### INPUT:
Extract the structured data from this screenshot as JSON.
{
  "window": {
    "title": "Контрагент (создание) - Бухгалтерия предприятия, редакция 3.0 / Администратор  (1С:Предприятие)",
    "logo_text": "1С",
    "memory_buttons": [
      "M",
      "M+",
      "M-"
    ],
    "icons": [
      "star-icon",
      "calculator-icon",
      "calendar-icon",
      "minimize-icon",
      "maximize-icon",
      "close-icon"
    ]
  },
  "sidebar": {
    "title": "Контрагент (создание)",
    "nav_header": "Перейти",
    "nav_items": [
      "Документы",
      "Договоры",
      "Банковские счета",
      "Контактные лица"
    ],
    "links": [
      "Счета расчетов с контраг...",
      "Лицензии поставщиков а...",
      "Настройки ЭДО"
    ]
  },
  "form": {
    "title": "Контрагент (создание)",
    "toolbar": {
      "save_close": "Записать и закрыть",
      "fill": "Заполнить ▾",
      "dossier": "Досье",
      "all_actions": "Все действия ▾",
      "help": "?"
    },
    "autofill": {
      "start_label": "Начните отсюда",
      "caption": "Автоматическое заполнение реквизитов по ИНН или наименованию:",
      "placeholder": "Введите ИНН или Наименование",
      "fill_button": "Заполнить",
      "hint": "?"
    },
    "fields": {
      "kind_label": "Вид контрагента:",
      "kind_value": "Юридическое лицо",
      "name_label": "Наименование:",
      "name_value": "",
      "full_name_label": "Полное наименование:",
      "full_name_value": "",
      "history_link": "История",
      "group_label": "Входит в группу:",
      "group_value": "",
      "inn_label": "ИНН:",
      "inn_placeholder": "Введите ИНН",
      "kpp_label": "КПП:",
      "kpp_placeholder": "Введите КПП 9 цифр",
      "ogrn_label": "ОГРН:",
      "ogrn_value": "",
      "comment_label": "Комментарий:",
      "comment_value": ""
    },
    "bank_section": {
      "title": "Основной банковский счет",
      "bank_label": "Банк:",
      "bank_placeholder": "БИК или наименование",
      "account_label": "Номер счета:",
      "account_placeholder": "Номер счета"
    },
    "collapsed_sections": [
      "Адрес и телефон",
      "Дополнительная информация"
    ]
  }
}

### WHAT THE EXERCISE ASKS:
Gather each line from the listing above that holds "title".

### COMPLETED EXERCISE:
    "title": "Контрагент (создание) - Бухгалтерия предприятия, редакция 3.0 / Администратор  (1С:Предприятие)",
    "title": "Контрагент (создание)",
    "title": "Контрагент (создание)",
      "title": "Основной банковский счет",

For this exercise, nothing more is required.